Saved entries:

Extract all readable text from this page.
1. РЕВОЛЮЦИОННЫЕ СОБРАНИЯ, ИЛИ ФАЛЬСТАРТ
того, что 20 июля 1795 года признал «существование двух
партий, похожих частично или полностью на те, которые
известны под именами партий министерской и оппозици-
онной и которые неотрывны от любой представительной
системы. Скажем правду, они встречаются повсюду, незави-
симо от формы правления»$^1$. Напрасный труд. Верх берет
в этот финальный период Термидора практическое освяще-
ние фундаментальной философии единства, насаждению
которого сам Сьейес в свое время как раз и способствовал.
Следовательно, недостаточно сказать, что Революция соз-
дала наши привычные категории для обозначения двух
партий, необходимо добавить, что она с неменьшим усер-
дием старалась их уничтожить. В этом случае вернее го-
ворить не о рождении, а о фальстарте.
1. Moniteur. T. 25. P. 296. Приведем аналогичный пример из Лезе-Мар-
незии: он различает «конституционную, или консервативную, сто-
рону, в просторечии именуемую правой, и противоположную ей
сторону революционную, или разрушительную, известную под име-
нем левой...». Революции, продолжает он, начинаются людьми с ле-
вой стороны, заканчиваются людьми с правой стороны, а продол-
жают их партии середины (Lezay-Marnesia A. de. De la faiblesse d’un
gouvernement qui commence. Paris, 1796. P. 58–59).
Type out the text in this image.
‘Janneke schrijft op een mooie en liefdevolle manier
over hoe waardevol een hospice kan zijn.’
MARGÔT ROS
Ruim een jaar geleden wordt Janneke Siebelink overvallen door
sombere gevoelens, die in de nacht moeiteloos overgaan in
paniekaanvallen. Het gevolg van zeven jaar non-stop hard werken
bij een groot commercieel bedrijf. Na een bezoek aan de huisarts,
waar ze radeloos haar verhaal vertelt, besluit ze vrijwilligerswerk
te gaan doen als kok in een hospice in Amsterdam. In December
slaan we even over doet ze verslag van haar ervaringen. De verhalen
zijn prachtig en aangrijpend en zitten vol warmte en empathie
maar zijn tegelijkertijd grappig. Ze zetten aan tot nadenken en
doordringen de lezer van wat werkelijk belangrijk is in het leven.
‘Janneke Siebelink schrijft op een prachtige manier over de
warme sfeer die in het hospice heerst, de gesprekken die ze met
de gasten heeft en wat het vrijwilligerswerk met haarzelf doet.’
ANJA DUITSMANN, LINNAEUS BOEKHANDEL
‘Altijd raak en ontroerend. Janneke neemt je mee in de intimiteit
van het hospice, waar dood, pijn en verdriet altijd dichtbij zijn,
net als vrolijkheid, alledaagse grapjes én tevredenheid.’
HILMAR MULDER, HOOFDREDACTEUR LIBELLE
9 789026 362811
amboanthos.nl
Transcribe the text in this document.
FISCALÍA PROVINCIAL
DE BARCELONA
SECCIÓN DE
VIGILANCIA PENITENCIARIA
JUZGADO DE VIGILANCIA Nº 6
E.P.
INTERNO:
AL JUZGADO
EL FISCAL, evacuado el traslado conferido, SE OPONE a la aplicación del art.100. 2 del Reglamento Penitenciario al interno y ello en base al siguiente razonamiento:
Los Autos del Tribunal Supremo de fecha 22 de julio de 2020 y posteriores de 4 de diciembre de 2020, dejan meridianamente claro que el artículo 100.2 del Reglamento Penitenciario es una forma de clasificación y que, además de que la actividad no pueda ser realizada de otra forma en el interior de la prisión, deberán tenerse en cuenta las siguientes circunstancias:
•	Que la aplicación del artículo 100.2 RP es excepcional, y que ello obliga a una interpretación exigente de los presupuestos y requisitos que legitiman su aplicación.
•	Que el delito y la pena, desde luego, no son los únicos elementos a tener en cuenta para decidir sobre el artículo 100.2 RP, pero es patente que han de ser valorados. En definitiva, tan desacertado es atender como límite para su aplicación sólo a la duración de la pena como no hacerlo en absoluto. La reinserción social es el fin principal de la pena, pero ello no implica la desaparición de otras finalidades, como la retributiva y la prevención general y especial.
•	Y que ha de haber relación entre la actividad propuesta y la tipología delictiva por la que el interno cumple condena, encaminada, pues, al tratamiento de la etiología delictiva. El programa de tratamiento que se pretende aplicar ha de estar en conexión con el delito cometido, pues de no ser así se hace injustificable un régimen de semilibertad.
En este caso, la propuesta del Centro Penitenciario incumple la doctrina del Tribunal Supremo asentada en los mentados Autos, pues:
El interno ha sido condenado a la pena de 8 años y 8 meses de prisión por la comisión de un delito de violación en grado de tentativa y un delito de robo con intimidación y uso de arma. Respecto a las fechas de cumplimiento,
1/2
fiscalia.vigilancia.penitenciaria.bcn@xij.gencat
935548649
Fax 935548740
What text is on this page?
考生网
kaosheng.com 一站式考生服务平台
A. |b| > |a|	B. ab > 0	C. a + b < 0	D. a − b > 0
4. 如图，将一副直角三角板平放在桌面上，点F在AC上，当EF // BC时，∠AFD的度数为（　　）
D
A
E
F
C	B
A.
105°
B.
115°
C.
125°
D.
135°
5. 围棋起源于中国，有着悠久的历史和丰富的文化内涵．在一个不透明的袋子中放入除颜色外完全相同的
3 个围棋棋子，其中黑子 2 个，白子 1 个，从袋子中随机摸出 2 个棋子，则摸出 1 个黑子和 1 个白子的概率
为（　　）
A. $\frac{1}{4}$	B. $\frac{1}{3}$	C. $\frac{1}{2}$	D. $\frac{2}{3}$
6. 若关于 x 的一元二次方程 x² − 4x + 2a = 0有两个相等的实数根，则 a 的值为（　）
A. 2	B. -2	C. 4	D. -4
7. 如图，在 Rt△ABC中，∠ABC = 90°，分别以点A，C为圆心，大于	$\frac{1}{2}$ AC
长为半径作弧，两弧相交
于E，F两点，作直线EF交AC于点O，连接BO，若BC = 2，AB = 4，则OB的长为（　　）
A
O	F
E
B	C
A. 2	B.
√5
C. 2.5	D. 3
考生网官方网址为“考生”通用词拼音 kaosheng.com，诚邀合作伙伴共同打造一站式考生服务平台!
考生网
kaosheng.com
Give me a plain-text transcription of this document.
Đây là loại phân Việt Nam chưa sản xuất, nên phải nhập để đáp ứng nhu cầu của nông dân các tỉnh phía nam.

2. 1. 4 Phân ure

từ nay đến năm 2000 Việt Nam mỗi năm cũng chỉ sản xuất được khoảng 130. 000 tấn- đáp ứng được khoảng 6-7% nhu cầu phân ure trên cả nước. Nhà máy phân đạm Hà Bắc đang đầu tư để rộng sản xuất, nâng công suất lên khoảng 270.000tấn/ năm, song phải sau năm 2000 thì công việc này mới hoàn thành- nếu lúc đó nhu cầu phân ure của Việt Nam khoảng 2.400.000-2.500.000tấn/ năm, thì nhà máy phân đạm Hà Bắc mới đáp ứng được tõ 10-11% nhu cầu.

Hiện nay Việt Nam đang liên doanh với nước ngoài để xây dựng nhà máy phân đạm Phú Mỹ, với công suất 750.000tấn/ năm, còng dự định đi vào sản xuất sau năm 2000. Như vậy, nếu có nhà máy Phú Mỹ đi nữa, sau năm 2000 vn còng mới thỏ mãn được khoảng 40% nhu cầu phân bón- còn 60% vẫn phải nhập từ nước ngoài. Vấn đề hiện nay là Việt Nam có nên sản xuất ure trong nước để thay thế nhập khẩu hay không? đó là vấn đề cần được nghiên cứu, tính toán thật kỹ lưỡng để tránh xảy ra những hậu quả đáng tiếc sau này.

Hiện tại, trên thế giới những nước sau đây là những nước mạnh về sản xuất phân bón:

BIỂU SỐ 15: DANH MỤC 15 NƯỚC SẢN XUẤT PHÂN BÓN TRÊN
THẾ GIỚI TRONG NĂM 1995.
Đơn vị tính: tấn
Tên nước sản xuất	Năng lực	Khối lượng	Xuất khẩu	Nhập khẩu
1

-- Directions --
Every entry above needs to be quoted exactly.

-- Completed task --
Extract all readable text from this page.
1. РЕВОЛЮЦИОННЫЕ СОБРАНИЯ, ИЛИ ФАЛЬСТАРТ
того, что 20 июля 1795 года признал «существование двух
партий, похожих частично или полностью на те, которые
известны под именами партий министерской и оппозици-
онной и которые неотрывны от любой представительной
системы. Скажем правду, они встречаются повсюду, незави-
симо от формы правления»$^1$. Напрасный труд. Верх берет
в этот финальный период Термидора практическое освяще-
ние фундаментальной философии единства, насаждению
которого сам Сьейес в свое время как раз и способствовал.
Следовательно, недостаточно сказать, что Революция соз-
дала наши привычные категории для обозначения двух
партий, необходимо добавить, что она с неменьшим усер-
дием старалась их уничтожить. В этом случае вернее го-
ворить не о рождении, а о фальстарте.
1. Moniteur. T. 25. P. 296. Приведем аналогичный пример из Лезе-Мар-
незии: он различает «конституционную, или консервативную, сто-
рону, в просторечии именуемую правой, и противоположную ей
сторону революционную, или разрушительную, известную под име-
нем левой...». Революции, продолжает он, начинаются людьми с ле-
вой стороны, заканчиваются людьми с правой стороны, а продол-
жают их партии середины (Lezay-Marnesia A. de. De la faiblesse d’un
gouvernement qui commence. Paris, 1796. P. 58–59).
Type out the text in this image.
‘Janneke schrijft op een mooie en liefdevolle manier
over hoe waardevol een hospice kan zijn.’
MARGÔT ROS
Ruim een jaar geleden wordt Janneke Siebelink overvallen door
sombere gevoelens, die in de nacht moeiteloos overgaan in
paniekaanvallen. Het gevolg van zeven jaar non-stop hard werken
bij een groot commercieel bedrijf. Na een bezoek aan de huisarts,
waar ze radeloos haar verhaal vertelt, besluit ze vrijwilligerswerk
te gaan doen als kok in een hospice in Amsterdam. In December
slaan we even over doet ze verslag van haar ervaringen. De verhalen
zijn prachtig en aangrijpend en zitten vol warmte en empathie
maar zijn tegelijkertijd grappig. Ze zetten aan tot nadenken en
doordringen de lezer van wat werkelijk belangrijk is in het leven.
‘Janneke Siebelink schrijft op een prachtige manier over de
warme sfeer die in het hospice heerst, de gesprekken die ze met
de gasten heeft en wat het vrijwilligerswerk met haarzelf doet.’
ANJA DUITSMANN, LINNAEUS BOEKHANDEL
‘Altijd raak en ontroerend. Janneke neemt je mee in de intimiteit
van het hospice, waar dood, pijn en verdriet altijd dichtbij zijn,
net als vrolijkheid, alledaagse grapjes én tevredenheid.’
HILMAR MULDER, HOOFDREDACTEUR LIBELLE
9 789026 362811
amboanthos.nl
Transcribe the text in this document.
FISCALÍA PROVINCIAL
DE BARCELONA
SECCIÓN DE
VIGILANCIA PENITENCIARIA
JUZGADO DE VIGILANCIA Nº 6
E.P.
INTERNO:
AL JUZGADO
EL FISCAL, evacuado el traslado conferido, SE OPONE a la aplicación del art.100. 2 del Reglamento Penitenciario al interno y ello en base al siguiente razonamiento:
Los Autos del Tribunal Supremo de fecha 22 de julio de 2020 y posteriores de 4 de diciembre de 2020, dejan meridianamente claro que el artículo 100.2 del Reglamento Penitenciario es una forma de clasificación y que, además de que la actividad no pueda ser realizada de otra forma en el interior de la prisión, deberán tenerse en cuenta las siguientes circunstancias:
•	Que la aplicación del artículo 100.2 RP es excepcional, y que ello obliga a una interpretación exigente de los presupuestos y requisitos que legitiman su aplicación.
•	Que el delito y la pena, desde luego, no son los únicos elementos a tener en cuenta para decidir sobre el artículo 100.2 RP, pero es patente que han de ser valorados. En definitiva, tan desacertado es atender como límite para su aplicación sólo a la duración de la pena como no hacerlo en absoluto. La reinserción social es el fin principal de la pena, pero ello no implica la desaparición de otras finalidades, como la retributiva y la prevención general y especial.
•	Y que ha de haber relación entre la actividad propuesta y la tipología delictiva por la que el interno cumple condena, encaminada, pues, al tratamiento de la etiología delictiva. El programa de tratamiento que se pretende aplicar ha de estar en conexión con el delito cometido, pues de no ser así se hace injustificable un régimen de semilibertad.
En este caso, la propuesta del Centro Penitenciario incumple la doctrina del Tribunal Supremo asentada en los mentados Autos, pues:
El interno ha sido condenado a la pena de 8 años y 8 meses de prisión por la comisión de un delito de violación en grado de tentativa y un delito de robo con intimidación y uso de arma. Respecto a las fechas de cumplimiento,
1/2
fiscalia.vigilancia.penitenciaria.bcn@xij.gencat
935548649
Fax 935548740
What text is on this page?
考生网
kaosheng.com 一站式考生服务平台
A. |b| > |a|	B. ab > 0	C. a + b < 0	D. a − b > 0
4. 如图，将一副直角三角板平放在桌面上，点F在AC上，当EF // BC时，∠AFD的度数为（　　）
D
A
E
F
C	B
A.
105°
B.
115°
C.
125°
D.
135°
5. 围棋起源于中国，有着悠久的历史和丰富的文化内涵．在一个不透明的袋子中放入除颜色外完全相同的
3 个围棋棋子，其中黑子 2 个，白子 1 个，从袋子中随机摸出 2 个棋子，则摸出 1 个黑子和 1 个白子的概率
为（　　）
A. $\frac{1}{4}$	B. $\frac{1}{3}$	C. $\frac{1}{2}$	D. $\frac{2}{3}$
6. 若关于 x 的一元二次方程 x² − 4x + 2a = 0有两个相等的实数根，则 a 的值为（　）
A. 2	B. -2	C. 4	D. -4
7. 如图，在 Rt△ABC中，∠ABC = 90°，分别以点A，C为圆心，大于	$\frac{1}{2}$ AC
长为半径作弧，两弧相交
于E，F两点，作直线EF交AC于点O，连接BO，若BC = 2，AB = 4，则OB的长为（　　）
A
O	F
E
B	C
A. 2	B.
√5
C. 2.5	D. 3
考生网官方网址为“考生”通用词拼音 kaosheng.com，诚邀合作伙伴共同打造一站式考生服务平台!
考生网
kaosheng.com
Give me a plain-text transcription of this document.
Đây là loại phân Việt Nam chưa sản xuất, nên phải nhập để đáp ứng nhu cầu của nông dân các tỉnh phía nam.

2. 1. 4 Phân ure

từ nay đến năm 2000 Việt Nam mỗi năm cũng chỉ sản xuất được khoảng 130. 000 tấn- đáp ứng được khoảng 6-7% nhu cầu phân ure trên cả nước. Nhà máy phân đạm Hà Bắc đang đầu tư để rộng sản xuất, nâng công suất lên khoảng 270.000tấn/ năm, song phải sau năm 2000 thì công việc này mới hoàn thành- nếu lúc đó nhu cầu phân ure của Việt Nam khoảng 2.400.000-2.500.000tấn/ năm, thì nhà máy phân đạm Hà Bắc mới đáp ứng được tõ 10-11% nhu cầu.

Hiện nay Việt Nam đang liên doanh với nước ngoài để xây dựng nhà máy phân đạm Phú Mỹ, với công suất 750.000tấn/ năm, còng dự định đi vào sản xuất sau năm 2000. Như vậy, nếu có nhà máy Phú Mỹ đi nữa, sau năm 2000 vn còng mới thỏ mãn được khoảng 40% nhu cầu phân bón- còn 60% vẫn phải nhập từ nước ngoài. Vấn đề hiện nay là Việt Nam có nên sản xuất ure trong nước để thay thế nhập khẩu hay không? đó là vấn đề cần được nghiên cứu, tính toán thật kỹ lưỡng để tránh xảy ra những hậu quả đáng tiếc sau này.

Hiện tại, trên thế giới những nước sau đây là những nước mạnh về sản xuất phân bón:

BIỂU SỐ 15: DANH MỤC 15 NƯỚC SẢN XUẤT PHÂN BÓN TRÊN
THẾ GIỚI TRONG NĂM 1995.
Đơn vị tính: tấn
Tên nước sản xuất	Năng lực	Khối lượng	Xuất khẩu	Nhập khẩu
1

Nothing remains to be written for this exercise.